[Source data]
╭──
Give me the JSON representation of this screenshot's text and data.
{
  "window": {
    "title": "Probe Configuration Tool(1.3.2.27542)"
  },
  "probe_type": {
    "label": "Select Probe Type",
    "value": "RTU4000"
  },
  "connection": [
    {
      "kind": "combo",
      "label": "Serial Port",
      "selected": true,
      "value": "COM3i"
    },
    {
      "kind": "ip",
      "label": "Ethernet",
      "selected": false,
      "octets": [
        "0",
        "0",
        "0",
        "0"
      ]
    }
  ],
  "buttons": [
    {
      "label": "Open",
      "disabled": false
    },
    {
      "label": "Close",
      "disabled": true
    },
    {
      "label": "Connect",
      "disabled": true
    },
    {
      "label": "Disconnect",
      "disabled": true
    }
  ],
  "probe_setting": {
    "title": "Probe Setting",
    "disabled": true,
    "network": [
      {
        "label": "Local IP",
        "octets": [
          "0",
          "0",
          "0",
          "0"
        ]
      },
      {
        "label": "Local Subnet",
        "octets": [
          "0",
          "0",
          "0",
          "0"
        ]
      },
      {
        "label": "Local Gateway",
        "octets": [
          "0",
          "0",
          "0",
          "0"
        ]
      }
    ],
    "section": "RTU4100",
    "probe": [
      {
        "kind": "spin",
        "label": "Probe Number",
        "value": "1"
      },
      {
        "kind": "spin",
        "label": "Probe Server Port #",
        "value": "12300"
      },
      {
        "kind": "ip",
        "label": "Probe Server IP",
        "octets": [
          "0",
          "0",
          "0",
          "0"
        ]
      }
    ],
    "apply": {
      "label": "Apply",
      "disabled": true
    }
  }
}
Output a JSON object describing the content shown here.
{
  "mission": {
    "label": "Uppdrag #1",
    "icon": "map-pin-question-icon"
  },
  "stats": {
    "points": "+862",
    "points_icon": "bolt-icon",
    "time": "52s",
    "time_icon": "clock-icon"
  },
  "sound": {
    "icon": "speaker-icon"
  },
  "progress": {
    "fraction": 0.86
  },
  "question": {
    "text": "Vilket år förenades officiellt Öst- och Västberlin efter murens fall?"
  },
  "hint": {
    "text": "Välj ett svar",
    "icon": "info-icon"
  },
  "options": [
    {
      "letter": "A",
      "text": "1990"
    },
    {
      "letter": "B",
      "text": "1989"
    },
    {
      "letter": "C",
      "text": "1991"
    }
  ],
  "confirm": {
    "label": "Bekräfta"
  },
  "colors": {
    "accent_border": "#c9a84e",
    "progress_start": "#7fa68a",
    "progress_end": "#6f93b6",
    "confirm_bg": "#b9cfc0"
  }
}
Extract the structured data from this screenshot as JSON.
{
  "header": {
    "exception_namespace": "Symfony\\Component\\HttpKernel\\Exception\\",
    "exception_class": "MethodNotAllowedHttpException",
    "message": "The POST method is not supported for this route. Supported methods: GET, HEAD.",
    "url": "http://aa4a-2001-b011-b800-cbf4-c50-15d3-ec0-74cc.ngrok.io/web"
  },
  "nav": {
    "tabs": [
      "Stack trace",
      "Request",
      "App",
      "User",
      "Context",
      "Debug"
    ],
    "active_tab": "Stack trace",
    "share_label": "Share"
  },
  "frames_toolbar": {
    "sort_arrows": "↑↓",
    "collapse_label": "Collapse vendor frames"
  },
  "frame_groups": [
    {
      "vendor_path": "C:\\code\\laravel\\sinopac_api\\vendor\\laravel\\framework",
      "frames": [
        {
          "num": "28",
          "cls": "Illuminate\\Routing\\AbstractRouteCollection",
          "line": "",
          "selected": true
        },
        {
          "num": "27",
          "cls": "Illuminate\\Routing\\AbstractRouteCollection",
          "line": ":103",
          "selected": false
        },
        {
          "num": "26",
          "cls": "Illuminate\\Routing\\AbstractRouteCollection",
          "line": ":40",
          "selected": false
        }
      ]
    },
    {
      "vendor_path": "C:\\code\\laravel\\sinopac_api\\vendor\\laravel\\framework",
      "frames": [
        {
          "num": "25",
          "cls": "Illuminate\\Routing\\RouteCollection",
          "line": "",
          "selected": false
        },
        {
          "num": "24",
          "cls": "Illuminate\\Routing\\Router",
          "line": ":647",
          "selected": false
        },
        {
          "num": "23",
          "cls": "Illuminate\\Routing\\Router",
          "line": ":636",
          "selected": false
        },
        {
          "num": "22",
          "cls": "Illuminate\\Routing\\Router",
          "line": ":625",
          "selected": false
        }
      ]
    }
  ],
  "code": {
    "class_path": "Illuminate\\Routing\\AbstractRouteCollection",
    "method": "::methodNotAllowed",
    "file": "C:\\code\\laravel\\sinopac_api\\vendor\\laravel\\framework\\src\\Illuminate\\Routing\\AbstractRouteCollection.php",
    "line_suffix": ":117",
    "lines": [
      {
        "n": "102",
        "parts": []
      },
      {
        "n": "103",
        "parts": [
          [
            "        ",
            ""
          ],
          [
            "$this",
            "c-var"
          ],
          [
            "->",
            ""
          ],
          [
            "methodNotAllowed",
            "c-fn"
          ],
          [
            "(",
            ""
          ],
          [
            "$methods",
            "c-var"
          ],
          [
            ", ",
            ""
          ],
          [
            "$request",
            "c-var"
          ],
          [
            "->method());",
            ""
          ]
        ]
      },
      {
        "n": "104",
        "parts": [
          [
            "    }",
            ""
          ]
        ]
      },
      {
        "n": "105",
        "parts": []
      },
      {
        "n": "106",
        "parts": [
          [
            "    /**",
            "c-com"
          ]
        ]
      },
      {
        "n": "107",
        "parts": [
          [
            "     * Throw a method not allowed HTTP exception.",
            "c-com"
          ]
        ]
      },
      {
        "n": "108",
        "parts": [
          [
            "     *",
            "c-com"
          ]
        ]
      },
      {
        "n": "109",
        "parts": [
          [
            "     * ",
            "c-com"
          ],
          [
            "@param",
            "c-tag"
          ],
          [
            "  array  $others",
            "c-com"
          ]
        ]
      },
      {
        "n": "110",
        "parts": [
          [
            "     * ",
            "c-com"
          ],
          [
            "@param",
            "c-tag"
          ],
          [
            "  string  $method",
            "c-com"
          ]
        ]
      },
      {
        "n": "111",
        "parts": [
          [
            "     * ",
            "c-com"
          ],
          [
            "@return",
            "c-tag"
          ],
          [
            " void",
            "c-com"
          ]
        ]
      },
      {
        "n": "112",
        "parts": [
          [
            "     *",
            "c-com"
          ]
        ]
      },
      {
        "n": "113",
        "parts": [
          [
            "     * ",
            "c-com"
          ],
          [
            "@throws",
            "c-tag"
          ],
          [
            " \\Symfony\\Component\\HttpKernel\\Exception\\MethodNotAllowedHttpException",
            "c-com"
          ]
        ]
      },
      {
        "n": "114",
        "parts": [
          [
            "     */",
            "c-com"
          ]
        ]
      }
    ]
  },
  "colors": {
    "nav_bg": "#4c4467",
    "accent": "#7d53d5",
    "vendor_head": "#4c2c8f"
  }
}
╰──
### TASK GOAL:
Write the listing out again, exactly as it reads.

### EXPECTED OUTPUT:
Give me the JSON representation of this screenshot's text and data.
{
  "window": {
    "title": "Probe Configuration Tool(1.3.2.27542)"
  },
  "probe_type": {
    "label": "Select Probe Type",
    "value": "RTU4000"
  },
  "connection": [
    {
      "kind": "combo",
      "label": "Serial Port",
      "selected": true,
      "value": "COM3i"
    },
    {
      "kind": "ip",
      "label": "Ethernet",
      "selected": false,
      "octets": [
        "0",
        "0",
        "0",
        "0"
      ]
    }
  ],
  "buttons": [
    {
      "label": "Open",
      "disabled": false
    },
    {
      "label": "Close",
      "disabled": true
    },
    {
      "label": "Connect",
      "disabled": true
    },
    {
      "label": "Disconnect",
      "disabled": true
    }
  ],
  "probe_setting": {
    "title": "Probe Setting",
    "disabled": true,
    "network": [
      {
        "label": "Local IP",
        "octets": [
          "0",
          "0",
          "0",
          "0"
        ]
      },
      {
        "label": "Local Subnet",
        "octets": [
          "0",
          "0",
          "0",
          "0"
        ]
      },
      {
        "label": "Local Gateway",
        "octets": [
          "0",
          "0",
          "0",
          "0"
        ]
      }
    ],
    "section": "RTU4100",
    "probe": [
      {
        "kind": "spin",
        "label": "Probe Number",
        "value": "1"
      },
      {
        "kind": "spin",
        "label": "Probe Server Port #",
        "value": "12300"
      },
      {
        "kind": "ip",
        "label": "Probe Server IP",
        "octets": [
          "0",
          "0",
          "0",
          "0"
        ]
      }
    ],
    "apply": {
      "label": "Apply",
      "disabled": true
    }
  }
}
Output a JSON object describing the content shown here.
{
  "mission": {
    "label": "Uppdrag #1",
    "icon": "map-pin-question-icon"
  },
  "stats": {
    "points": "+862",
    "points_icon": "bolt-icon",
    "time": "52s",
    "time_icon": "clock-icon"
  },
  "sound": {
    "icon": "speaker-icon"
  },
  "progress": {
    "fraction": 0.86
  },
  "question": {
    "text": "Vilket år förenades officiellt Öst- och Västberlin efter murens fall?"
  },
  "hint": {
    "text": "Välj ett svar",
    "icon": "info-icon"
  },
  "options": [
    {
      "letter": "A",
      "text": "1990"
    },
    {
      "letter": "B",
      "text": "1989"
    },
    {
      "letter": "C",
      "text": "1991"
    }
  ],
  "confirm": {
    "label": "Bekräfta"
  },
  "colors": {
    "accent_border": "#c9a84e",
    "progress_start": "#7fa68a",
    "progress_end": "#6f93b6",
    "confirm_bg": "#b9cfc0"
  }
}
Extract the structured data from this screenshot as JSON.
{
  "header": {
    "exception_namespace": "Symfony\\Component\\HttpKernel\\Exception\\",
    "exception_class": "MethodNotAllowedHttpException",
    "message": "The POST method is not supported for this route. Supported methods: GET, HEAD.",
    "url": "http://aa4a-2001-b011-b800-cbf4-c50-15d3-ec0-74cc.ngrok.io/web"
  },
  "nav": {
    "tabs": [
      "Stack trace",
      "Request",
      "App",
      "User",
      "Context",
      "Debug"
    ],
    "active_tab": "Stack trace",
    "share_label": "Share"
  },
  "frames_toolbar": {
    "sort_arrows": "↑↓",
    "collapse_label": "Collapse vendor frames"
  },
  "frame_groups": [
    {
      "vendor_path": "C:\\code\\laravel\\sinopac_api\\vendor\\laravel\\framework",
      "frames": [
        {
          "num": "28",
          "cls": "Illuminate\\Routing\\AbstractRouteCollection",
          "line": "",
          "selected": true
        },
        {
          "num": "27",
          "cls": "Illuminate\\Routing\\AbstractRouteCollection",
          "line": ":103",
          "selected": false
        },
        {
          "num": "26",
          "cls": "Illuminate\\Routing\\AbstractRouteCollection",
          "line": ":40",
          "selected": false
        }
      ]
    },
    {
      "vendor_path": "C:\\code\\laravel\\sinopac_api\\vendor\\laravel\\framework",
      "frames": [
        {
          "num": "25",
          "cls": "Illuminate\\Routing\\RouteCollection",
          "line": "",
          "selected": false
        },
        {
          "num": "24",
          "cls": "Illuminate\\Routing\\Router",
          "line": ":647",
          "selected": false
        },
        {
          "num": "23",
          "cls": "Illuminate\\Routing\\Router",
          "line": ":636",
          "selected": false
        },
        {
          "num": "22",
          "cls": "Illuminate\\Routing\\Router",
          "line": ":625",
          "selected": false
        }
      ]
    }
  ],
  "code": {
    "class_path": "Illuminate\\Routing\\AbstractRouteCollection",
    "method": "::methodNotAllowed",
    "file": "C:\\code\\laravel\\sinopac_api\\vendor\\laravel\\framework\\src\\Illuminate\\Routing\\AbstractRouteCollection.php",
    "line_suffix": ":117",
    "lines": [
      {
        "n": "102",
        "parts": []
      },
      {
        "n": "103",
        "parts": [
          [
            "        ",
            ""
          ],
          [
            "$this",
            "c-var"
          ],
          [
            "->",
            ""
          ],
          [
            "methodNotAllowed",
            "c-fn"
          ],
          [
            "(",
            ""
          ],
          [
            "$methods",
            "c-var"
          ],
          [
            ", ",
            ""
          ],
          [
            "$request",
            "c-var"
          ],
          [
            "->method());",
            ""
          ]
        ]
      },
      {
        "n": "104",
        "parts": [
          [
            "    }",
            ""
          ]
        ]
      },
      {
        "n": "105",
        "parts": []
      },
      {
        "n": "106",
        "parts": [
          [
            "    /**",
            "c-com"
          ]
        ]
      },
      {
        "n": "107",
        "parts": [
          [
            "     * Throw a method not allowed HTTP exception.",
            "c-com"
          ]
        ]
      },
      {
        "n": "108",
        "parts": [
          [
            "     *",
            "c-com"
          ]
        ]
      },
      {
        "n": "109",
        "parts": [
          [
            "     * ",
            "c-com"
          ],
          [
            "@param",
            "c-tag"
          ],
          [
            "  array  $others",
            "c-com"
          ]
        ]
      },
      {
        "n": "110",
        "parts": [
          [
            "     * ",
            "c-com"
          ],
          [
            "@param",
            "c-tag"
          ],
          [
            "  string  $method",
            "c-com"
          ]
        ]
      },
      {
        "n": "111",
        "parts": [
          [
            "     * ",
            "c-com"
          ],
          [
            "@return",
            "c-tag"
          ],
          [
            " void",
            "c-com"
          ]
        ]
      },
      {
        "n": "112",
        "parts": [
          [
            "     *",
            "c-com"
          ]
        ]
      },
      {
        "n": "113",
        "parts": [
          [
            "     * ",
            "c-com"
          ],
          [
            "@throws",
            "c-tag"
          ],
          [
            " \\Symfony\\Component\\HttpKernel\\Exception\\MethodNotAllowedHttpException",
            "c-com"
          ]
        ]
      },
      {
        "n": "114",
        "parts": [
          [
            "     */",
            "c-com"
          ]
        ]
      }
    ]
  },
  "colors": {
    "nav_bg": "#4c4467",
    "accent": "#7d53d5",
    "vendor_head": "#4c2c8f"
  }
}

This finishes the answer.